** Records **
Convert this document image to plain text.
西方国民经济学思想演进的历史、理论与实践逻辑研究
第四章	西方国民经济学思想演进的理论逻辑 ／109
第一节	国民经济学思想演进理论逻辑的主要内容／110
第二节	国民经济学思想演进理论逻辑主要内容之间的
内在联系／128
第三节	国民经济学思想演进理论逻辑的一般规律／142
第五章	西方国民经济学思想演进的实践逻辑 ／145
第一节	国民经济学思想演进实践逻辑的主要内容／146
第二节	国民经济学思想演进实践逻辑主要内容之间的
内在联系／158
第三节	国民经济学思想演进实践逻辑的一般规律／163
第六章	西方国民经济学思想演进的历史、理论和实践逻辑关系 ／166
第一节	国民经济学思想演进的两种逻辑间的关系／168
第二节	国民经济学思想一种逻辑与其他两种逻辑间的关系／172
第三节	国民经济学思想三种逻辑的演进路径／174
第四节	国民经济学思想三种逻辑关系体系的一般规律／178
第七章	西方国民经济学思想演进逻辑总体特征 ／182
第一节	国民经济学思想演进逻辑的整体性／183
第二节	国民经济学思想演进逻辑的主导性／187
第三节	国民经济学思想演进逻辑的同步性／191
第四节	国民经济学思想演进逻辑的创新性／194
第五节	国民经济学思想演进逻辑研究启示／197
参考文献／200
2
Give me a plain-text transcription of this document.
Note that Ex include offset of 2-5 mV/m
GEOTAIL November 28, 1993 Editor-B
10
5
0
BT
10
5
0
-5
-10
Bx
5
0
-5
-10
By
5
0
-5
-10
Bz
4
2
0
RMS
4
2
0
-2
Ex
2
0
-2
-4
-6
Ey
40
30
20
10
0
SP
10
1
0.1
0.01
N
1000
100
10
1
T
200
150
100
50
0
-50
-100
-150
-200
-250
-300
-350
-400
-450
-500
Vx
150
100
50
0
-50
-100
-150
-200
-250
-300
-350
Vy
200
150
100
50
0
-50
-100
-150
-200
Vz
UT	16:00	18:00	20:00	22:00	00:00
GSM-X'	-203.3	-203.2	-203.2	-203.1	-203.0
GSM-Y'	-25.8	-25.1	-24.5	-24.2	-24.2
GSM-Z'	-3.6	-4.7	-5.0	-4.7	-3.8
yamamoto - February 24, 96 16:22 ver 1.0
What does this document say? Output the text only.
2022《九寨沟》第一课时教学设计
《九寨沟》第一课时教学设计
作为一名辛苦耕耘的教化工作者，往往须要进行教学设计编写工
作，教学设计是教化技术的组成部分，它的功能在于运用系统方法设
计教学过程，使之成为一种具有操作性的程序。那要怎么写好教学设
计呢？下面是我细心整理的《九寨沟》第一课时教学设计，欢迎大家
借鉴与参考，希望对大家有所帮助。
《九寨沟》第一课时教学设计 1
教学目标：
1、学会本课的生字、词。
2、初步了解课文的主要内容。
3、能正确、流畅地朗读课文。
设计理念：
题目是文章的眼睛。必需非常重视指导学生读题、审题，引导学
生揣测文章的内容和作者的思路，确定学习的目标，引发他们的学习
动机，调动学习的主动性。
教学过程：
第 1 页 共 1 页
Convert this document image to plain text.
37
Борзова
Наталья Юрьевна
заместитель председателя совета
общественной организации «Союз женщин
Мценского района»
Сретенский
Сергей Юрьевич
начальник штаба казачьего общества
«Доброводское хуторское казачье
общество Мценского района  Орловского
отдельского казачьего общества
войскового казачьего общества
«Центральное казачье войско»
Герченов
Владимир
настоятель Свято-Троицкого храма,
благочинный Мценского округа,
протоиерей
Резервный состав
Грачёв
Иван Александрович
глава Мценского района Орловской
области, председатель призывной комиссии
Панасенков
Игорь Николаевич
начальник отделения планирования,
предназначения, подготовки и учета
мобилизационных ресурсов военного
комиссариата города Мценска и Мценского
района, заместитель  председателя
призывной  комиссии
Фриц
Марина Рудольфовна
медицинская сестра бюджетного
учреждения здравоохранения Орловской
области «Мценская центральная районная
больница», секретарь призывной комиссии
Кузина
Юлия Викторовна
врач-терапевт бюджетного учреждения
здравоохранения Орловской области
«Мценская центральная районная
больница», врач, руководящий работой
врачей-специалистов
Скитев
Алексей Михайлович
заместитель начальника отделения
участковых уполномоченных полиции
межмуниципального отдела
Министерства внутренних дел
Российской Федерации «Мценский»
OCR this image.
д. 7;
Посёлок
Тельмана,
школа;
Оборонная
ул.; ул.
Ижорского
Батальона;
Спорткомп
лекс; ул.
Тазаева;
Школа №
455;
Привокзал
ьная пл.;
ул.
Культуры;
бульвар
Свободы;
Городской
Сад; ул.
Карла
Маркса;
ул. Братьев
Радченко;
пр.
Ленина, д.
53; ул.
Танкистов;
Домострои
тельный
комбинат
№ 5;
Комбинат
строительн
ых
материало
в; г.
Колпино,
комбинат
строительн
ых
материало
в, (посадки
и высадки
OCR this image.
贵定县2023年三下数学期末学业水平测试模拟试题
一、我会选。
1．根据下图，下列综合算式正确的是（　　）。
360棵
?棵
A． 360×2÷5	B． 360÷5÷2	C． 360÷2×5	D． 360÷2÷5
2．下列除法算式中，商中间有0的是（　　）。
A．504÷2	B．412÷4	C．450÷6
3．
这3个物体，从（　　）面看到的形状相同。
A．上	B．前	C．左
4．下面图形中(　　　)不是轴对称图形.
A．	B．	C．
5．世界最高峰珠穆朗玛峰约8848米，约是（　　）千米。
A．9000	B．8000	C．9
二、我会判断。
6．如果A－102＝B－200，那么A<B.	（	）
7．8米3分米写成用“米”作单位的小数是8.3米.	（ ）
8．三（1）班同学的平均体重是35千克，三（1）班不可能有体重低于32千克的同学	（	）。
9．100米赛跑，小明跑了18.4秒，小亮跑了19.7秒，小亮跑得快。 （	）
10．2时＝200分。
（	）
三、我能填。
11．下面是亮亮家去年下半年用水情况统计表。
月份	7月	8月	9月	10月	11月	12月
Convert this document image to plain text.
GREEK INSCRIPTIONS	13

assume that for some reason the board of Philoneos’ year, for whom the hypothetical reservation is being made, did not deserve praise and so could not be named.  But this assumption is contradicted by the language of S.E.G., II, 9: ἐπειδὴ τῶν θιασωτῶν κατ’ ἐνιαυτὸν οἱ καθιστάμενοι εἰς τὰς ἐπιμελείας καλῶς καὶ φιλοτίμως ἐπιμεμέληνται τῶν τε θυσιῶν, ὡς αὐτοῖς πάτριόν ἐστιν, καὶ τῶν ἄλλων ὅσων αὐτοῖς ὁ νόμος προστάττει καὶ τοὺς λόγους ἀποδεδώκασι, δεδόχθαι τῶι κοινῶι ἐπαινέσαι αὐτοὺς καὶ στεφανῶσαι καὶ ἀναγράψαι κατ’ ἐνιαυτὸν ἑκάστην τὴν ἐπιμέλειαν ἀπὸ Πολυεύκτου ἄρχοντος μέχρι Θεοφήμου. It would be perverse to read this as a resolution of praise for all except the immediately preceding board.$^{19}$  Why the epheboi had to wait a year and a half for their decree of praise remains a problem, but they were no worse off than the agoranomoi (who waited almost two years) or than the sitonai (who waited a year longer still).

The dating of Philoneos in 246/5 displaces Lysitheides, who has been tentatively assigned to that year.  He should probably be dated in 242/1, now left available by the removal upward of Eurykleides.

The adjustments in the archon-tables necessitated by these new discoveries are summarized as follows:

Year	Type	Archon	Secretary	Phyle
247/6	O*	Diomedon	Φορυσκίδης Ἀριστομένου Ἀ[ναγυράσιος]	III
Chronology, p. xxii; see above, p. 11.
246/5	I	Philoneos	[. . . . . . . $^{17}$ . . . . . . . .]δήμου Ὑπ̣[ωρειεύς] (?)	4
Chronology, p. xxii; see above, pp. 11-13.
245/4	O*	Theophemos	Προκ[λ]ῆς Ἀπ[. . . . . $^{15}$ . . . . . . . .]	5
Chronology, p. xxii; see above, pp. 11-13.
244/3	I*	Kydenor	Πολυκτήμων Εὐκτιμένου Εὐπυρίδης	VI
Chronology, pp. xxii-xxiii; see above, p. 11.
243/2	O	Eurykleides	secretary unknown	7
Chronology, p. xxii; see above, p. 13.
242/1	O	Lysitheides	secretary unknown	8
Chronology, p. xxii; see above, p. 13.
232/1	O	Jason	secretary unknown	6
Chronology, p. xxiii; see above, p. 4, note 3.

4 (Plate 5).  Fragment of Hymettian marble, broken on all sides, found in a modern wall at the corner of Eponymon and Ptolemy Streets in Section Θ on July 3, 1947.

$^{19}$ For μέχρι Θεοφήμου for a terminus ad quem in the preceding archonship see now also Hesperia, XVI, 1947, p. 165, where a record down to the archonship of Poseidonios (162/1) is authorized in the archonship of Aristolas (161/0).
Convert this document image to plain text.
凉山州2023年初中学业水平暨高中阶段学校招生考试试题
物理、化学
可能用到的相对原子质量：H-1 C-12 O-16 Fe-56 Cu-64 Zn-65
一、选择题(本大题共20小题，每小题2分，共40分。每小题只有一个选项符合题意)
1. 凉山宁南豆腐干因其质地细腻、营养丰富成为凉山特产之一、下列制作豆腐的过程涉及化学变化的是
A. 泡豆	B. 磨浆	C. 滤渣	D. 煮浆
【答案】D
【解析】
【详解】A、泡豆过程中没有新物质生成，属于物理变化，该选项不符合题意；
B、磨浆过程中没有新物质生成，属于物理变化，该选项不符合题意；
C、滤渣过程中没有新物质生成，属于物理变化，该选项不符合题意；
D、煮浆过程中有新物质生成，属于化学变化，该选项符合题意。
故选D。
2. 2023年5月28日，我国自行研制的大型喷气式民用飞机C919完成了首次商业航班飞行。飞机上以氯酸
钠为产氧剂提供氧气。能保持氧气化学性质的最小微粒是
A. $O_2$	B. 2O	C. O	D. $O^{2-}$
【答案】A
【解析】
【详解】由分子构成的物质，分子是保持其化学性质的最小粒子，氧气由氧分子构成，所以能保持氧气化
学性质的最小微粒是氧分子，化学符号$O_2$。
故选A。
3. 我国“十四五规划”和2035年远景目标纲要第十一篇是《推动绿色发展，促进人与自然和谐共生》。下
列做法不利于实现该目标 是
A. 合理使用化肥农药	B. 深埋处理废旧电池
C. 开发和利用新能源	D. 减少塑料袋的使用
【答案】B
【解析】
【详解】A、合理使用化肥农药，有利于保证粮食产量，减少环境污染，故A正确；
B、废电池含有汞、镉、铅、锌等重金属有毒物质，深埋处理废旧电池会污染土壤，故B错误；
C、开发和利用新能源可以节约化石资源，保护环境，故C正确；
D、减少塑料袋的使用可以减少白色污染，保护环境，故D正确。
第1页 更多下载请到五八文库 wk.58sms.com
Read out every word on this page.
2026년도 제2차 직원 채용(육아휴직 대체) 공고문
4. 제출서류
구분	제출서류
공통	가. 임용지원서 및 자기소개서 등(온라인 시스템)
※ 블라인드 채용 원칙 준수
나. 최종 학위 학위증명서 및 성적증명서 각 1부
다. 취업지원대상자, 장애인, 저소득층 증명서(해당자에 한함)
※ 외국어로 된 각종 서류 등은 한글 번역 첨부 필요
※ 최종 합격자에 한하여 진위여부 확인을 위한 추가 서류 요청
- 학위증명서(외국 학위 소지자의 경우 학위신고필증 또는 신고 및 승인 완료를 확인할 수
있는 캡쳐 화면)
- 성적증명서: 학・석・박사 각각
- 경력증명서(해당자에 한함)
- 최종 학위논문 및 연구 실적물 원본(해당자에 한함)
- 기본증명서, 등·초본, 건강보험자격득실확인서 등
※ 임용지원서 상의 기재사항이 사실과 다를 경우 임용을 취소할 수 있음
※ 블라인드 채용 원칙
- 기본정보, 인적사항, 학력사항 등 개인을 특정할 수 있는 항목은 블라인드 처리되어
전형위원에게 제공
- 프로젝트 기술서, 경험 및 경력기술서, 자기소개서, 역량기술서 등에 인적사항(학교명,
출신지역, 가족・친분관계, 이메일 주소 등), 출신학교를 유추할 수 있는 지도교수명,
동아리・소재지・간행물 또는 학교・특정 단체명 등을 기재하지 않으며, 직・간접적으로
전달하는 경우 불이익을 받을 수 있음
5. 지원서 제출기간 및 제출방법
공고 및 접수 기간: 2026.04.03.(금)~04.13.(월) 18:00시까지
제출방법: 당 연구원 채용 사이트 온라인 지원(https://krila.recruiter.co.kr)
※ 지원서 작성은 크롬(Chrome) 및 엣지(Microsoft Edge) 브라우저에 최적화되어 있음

** Exercise objective **
Search the lines above for the string "центральная", then show every one that has it.

** Written solution **
области «Мценская центральная районная
«Мценская центральная районная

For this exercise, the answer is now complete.